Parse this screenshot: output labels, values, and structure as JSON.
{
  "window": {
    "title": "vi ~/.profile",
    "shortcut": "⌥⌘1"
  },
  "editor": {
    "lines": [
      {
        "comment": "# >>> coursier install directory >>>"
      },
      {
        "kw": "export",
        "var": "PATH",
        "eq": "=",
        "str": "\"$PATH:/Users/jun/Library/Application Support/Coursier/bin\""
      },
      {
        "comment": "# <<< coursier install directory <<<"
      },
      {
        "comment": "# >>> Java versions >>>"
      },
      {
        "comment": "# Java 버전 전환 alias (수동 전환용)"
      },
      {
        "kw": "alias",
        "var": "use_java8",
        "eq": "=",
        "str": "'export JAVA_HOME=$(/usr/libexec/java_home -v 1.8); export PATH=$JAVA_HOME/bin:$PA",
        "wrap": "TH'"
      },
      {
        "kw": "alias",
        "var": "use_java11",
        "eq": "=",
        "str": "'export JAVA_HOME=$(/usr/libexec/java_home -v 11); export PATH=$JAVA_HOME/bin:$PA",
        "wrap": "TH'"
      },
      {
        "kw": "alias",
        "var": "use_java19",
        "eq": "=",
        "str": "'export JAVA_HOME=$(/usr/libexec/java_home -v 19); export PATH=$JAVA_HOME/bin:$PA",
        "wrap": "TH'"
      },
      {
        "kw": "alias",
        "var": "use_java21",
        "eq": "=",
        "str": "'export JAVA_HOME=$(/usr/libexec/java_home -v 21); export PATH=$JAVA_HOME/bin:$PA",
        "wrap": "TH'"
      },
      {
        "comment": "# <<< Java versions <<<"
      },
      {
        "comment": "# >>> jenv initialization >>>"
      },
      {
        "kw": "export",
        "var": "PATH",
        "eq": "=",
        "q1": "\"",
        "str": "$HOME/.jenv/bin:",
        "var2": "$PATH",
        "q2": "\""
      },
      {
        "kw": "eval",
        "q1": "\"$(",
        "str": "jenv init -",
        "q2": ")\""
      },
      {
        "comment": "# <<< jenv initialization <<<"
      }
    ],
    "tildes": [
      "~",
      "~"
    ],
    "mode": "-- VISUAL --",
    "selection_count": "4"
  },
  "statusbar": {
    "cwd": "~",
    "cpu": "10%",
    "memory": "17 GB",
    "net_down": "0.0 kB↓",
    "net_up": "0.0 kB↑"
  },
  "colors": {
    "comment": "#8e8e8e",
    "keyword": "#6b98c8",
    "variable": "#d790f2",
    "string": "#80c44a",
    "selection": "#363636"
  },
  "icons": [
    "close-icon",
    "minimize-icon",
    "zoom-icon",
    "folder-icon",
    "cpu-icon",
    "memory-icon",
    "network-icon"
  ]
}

----------------

In the entries above, find lines with "install" and copy each.

Solution to this task:
        "comment": "# >>> coursier install directory >>>"
        "comment": "# <<< coursier install directory <<<"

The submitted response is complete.